• [REQUIRED TASK]
All lines featuring the string "content" are to be listed.

================

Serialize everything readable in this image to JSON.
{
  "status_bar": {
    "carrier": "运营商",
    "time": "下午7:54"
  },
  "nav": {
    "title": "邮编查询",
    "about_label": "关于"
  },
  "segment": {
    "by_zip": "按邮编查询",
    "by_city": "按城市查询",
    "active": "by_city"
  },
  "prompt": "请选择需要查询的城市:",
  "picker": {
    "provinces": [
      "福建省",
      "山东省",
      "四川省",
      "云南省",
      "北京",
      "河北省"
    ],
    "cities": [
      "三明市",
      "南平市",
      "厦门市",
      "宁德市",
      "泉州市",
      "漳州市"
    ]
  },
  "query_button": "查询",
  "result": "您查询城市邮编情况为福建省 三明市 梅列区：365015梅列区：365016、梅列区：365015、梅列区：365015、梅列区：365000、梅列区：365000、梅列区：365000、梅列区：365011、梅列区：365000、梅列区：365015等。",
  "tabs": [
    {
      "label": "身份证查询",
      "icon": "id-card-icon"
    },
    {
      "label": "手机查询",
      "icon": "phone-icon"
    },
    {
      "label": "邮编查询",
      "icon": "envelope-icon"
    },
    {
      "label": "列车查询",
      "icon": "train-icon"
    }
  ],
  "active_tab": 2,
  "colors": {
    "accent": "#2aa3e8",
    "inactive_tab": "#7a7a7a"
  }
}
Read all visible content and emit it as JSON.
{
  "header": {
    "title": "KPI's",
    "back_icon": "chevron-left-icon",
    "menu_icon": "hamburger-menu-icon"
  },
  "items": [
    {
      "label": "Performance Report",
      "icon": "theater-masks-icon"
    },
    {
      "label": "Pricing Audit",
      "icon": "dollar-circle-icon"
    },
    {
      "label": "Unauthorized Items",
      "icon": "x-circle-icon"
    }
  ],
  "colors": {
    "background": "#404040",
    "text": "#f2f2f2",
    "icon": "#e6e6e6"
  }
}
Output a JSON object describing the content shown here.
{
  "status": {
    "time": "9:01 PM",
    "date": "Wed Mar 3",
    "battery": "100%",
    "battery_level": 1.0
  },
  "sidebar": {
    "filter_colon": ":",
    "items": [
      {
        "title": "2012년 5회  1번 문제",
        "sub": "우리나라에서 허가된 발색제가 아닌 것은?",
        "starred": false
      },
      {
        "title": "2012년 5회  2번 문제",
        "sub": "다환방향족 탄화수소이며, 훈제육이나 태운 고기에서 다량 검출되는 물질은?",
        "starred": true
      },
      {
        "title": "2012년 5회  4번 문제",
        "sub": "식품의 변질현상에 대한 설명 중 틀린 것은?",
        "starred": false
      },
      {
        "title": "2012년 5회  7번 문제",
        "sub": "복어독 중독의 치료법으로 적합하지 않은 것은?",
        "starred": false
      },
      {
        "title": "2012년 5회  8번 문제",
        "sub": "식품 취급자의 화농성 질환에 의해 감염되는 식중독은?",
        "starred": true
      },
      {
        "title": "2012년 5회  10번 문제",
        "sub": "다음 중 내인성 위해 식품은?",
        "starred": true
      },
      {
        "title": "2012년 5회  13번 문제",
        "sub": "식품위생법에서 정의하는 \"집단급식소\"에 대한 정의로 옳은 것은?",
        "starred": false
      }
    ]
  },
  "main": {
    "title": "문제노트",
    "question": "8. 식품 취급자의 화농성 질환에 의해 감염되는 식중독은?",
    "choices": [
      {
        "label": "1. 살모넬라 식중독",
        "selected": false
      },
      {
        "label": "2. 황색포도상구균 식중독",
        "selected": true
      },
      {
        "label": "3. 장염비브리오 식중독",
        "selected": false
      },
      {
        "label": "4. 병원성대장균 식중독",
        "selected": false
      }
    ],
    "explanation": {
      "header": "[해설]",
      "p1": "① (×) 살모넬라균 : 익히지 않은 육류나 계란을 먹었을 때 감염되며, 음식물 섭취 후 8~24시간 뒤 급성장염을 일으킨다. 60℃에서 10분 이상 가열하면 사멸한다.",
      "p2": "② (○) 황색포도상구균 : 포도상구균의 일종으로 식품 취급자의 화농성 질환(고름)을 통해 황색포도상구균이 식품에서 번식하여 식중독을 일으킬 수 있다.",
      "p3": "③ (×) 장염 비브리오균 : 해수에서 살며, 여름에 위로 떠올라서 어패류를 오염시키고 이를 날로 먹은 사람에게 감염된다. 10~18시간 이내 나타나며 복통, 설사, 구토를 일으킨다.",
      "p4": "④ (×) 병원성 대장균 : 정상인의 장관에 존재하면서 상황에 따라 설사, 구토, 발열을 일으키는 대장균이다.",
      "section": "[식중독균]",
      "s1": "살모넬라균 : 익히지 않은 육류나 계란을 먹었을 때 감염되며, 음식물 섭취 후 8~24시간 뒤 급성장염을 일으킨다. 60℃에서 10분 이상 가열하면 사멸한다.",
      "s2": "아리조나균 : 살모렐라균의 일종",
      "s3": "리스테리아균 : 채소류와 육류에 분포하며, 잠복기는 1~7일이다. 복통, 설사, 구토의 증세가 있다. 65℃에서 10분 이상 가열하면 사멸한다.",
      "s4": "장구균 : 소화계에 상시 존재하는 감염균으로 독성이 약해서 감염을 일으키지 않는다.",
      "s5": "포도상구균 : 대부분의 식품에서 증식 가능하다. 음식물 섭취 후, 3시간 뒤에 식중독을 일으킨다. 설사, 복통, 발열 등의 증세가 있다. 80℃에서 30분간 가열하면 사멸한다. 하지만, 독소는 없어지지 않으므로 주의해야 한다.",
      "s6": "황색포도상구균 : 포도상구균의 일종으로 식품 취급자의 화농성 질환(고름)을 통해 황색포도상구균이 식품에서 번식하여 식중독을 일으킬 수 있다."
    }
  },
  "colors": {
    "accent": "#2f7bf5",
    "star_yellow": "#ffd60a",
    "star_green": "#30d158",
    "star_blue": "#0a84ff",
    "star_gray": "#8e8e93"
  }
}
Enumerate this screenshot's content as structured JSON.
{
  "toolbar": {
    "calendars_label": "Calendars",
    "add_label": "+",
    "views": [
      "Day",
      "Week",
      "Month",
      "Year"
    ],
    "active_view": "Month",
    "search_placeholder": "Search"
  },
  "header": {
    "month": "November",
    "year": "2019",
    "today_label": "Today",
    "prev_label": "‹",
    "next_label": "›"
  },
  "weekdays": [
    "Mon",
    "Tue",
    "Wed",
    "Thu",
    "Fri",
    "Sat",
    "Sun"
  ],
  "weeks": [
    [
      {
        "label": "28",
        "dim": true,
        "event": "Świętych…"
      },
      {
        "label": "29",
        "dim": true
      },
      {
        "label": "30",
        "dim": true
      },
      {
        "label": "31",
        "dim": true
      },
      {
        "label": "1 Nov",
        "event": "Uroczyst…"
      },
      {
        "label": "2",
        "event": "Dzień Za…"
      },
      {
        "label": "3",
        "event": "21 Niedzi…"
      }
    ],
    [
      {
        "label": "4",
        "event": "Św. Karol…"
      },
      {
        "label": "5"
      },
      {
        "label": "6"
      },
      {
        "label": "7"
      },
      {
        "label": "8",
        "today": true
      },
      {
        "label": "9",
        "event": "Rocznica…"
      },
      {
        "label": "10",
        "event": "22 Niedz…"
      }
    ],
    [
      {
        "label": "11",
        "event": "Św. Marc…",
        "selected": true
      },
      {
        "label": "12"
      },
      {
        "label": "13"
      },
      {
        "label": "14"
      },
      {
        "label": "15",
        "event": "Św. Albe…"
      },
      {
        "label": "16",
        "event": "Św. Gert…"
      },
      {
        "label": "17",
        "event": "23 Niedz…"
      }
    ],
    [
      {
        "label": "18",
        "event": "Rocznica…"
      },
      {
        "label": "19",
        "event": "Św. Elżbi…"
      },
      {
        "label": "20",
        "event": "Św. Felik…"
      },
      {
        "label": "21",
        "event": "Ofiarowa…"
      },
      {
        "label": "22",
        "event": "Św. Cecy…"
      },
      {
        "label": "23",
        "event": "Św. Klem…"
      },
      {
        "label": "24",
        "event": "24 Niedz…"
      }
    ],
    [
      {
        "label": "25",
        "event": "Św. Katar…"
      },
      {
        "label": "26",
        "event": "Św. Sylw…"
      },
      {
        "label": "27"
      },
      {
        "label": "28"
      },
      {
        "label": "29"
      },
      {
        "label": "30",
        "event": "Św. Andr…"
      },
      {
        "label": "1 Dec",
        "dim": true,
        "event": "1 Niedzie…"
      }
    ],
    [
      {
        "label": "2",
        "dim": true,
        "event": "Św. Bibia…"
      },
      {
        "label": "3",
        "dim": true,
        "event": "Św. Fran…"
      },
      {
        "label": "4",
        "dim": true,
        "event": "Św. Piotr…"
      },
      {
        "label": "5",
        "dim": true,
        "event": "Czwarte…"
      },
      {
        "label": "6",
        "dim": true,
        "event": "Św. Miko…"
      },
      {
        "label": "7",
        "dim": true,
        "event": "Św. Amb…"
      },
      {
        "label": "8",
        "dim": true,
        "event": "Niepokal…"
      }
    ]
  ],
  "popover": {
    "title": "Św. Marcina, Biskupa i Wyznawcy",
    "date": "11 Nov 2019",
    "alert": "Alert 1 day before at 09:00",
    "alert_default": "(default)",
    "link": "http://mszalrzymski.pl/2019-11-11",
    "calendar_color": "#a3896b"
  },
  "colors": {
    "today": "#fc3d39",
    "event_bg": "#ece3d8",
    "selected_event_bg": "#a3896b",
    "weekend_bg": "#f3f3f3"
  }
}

================

• [SOLUTION TO THIS EXERCISE]
Read all visible content and emit it as JSON.
Output a JSON object describing the content shown here.
Enumerate this screenshot's content as structured JSON.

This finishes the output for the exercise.